* **SET TASK**
Set down the material once more, exactly as it appears.

* **RECORDS PROVIDED**
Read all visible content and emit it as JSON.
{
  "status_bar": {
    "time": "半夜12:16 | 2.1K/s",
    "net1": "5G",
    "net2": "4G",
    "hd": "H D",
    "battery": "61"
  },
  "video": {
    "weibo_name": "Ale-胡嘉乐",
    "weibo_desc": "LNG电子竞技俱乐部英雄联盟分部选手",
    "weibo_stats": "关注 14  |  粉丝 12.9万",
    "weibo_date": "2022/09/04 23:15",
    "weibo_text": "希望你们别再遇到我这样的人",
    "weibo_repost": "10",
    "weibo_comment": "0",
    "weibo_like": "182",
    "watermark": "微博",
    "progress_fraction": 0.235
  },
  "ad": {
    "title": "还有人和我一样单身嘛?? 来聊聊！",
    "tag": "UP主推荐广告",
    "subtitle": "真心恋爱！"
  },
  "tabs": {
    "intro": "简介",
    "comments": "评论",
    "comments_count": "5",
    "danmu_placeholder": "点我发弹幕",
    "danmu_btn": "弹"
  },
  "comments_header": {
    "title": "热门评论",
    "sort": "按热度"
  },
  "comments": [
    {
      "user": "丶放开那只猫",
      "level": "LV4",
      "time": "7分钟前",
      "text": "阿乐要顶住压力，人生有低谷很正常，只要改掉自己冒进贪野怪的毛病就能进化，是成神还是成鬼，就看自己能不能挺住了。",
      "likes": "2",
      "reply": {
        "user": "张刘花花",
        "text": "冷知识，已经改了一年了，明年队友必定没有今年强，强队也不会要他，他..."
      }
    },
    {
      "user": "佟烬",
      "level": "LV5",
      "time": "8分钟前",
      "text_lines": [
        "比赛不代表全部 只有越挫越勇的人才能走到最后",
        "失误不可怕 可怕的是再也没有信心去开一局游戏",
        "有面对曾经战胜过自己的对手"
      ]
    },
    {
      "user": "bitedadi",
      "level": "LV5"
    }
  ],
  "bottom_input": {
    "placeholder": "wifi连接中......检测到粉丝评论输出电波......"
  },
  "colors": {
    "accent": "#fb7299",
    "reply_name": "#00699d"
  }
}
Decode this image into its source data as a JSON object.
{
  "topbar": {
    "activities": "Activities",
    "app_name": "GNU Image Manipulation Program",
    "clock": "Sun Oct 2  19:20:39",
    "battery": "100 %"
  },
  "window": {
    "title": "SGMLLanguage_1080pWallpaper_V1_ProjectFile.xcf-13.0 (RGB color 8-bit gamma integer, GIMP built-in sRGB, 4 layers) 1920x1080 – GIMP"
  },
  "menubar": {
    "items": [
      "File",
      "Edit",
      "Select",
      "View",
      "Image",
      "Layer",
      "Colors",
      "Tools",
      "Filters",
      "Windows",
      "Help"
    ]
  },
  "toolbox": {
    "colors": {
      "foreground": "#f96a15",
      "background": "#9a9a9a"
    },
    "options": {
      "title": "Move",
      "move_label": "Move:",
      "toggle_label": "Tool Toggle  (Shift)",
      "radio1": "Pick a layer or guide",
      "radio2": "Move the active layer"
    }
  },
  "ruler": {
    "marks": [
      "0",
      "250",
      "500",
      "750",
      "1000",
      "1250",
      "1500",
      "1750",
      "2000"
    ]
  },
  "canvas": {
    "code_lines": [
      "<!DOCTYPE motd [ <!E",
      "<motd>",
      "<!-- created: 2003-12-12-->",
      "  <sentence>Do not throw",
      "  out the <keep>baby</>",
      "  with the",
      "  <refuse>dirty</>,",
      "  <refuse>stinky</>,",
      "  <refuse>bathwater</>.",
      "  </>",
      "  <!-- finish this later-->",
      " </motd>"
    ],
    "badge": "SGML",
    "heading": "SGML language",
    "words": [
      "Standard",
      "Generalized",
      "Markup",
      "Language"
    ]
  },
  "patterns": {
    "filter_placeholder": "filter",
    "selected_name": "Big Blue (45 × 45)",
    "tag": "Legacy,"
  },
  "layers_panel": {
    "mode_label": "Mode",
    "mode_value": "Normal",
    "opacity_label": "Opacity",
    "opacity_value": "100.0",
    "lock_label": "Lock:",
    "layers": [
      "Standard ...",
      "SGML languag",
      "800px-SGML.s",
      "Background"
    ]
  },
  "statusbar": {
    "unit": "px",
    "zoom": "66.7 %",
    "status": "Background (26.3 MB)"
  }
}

* **SOLVED EXERCISE**
Read all visible content and emit it as JSON.
{
  "status_bar": {
    "time": "半夜12:16 | 2.1K/s",
    "net1": "5G",
    "net2": "4G",
    "hd": "H D",
    "battery": "61"
  },
  "video": {
    "weibo_name": "Ale-胡嘉乐",
    "weibo_desc": "LNG电子竞技俱乐部英雄联盟分部选手",
    "weibo_stats": "关注 14  |  粉丝 12.9万",
    "weibo_date": "2022/09/04 23:15",
    "weibo_text": "希望你们别再遇到我这样的人",
    "weibo_repost": "10",
    "weibo_comment": "0",
    "weibo_like": "182",
    "watermark": "微博",
    "progress_fraction": 0.235
  },
  "ad": {
    "title": "还有人和我一样单身嘛?? 来聊聊！",
    "tag": "UP主推荐广告",
    "subtitle": "真心恋爱！"
  },
  "tabs": {
    "intro": "简介",
    "comments": "评论",
    "comments_count": "5",
    "danmu_placeholder": "点我发弹幕",
    "danmu_btn": "弹"
  },
  "comments_header": {
    "title": "热门评论",
    "sort": "按热度"
  },
  "comments": [
    {
      "user": "丶放开那只猫",
      "level": "LV4",
      "time": "7分钟前",
      "text": "阿乐要顶住压力，人生有低谷很正常，只要改掉自己冒进贪野怪的毛病就能进化，是成神还是成鬼，就看自己能不能挺住了。",
      "likes": "2",
      "reply": {
        "user": "张刘花花",
        "text": "冷知识，已经改了一年了，明年队友必定没有今年强，强队也不会要他，他..."
      }
    },
    {
      "user": "佟烬",
      "level": "LV5",
      "time": "8分钟前",
      "text_lines": [
        "比赛不代表全部 只有越挫越勇的人才能走到最后",
        "失误不可怕 可怕的是再也没有信心去开一局游戏",
        "有面对曾经战胜过自己的对手"
      ]
    },
    {
      "user": "bitedadi",
      "level": "LV5"
    }
  ],
  "bottom_input": {
    "placeholder": "wifi连接中......检测到粉丝评论输出电波......"
  },
  "colors": {
    "accent": "#fb7299",
    "reply_name": "#00699d"
  }
}
Decode this image into its source data as a JSON object.
{
  "topbar": {
    "activities": "Activities",
    "app_name": "GNU Image Manipulation Program",
    "clock": "Sun Oct 2  19:20:39",
    "battery": "100 %"
  },
  "window": {
    "title": "SGMLLanguage_1080pWallpaper_V1_ProjectFile.xcf-13.0 (RGB color 8-bit gamma integer, GIMP built-in sRGB, 4 layers) 1920x1080 – GIMP"
  },
  "menubar": {
    "items": [
      "File",
      "Edit",
      "Select",
      "View",
      "Image",
      "Layer",
      "Colors",
      "Tools",
      "Filters",
      "Windows",
      "Help"
    ]
  },
  "toolbox": {
    "colors": {
      "foreground": "#f96a15",
      "background": "#9a9a9a"
    },
    "options": {
      "title": "Move",
      "move_label": "Move:",
      "toggle_label": "Tool Toggle  (Shift)",
      "radio1": "Pick a layer or guide",
      "radio2": "Move the active layer"
    }
  },
  "ruler": {
    "marks": [
      "0",
      "250",
      "500",
      "750",
      "1000",
      "1250",
      "1500",
      "1750",
      "2000"
    ]
  },
  "canvas": {
    "code_lines": [
      "<!DOCTYPE motd [ <!E",
      "<motd>",
      "<!-- created: 2003-12-12-->",
      "  <sentence>Do not throw",
      "  out the <keep>baby</>",
      "  with the",
      "  <refuse>dirty</>,",
      "  <refuse>stinky</>,",
      "  <refuse>bathwater</>.",
      "  </>",
      "  <!-- finish this later-->",
      " </motd>"
    ],
    "badge": "SGML",
    "heading": "SGML language",
    "words": [
      "Standard",
      "Generalized",
      "Markup",
      "Language"
    ]
  },
  "patterns": {
    "filter_placeholder": "filter",
    "selected_name": "Big Blue (45 × 45)",
    "tag": "Legacy,"
  },
  "layers_panel": {
    "mode_label": "Mode",
    "mode_value": "Normal",
    "opacity_label": "Opacity",
    "opacity_value": "100.0",
    "lock_label": "Lock:",
    "layers": [
      "Standard ...",
      "SGML languag",
      "800px-SGML.s",
      "Background"
    ]
  },
  "statusbar": {
    "unit": "px",
    "zoom": "66.7 %",
    "status": "Background (26.3 MB)"
  }
}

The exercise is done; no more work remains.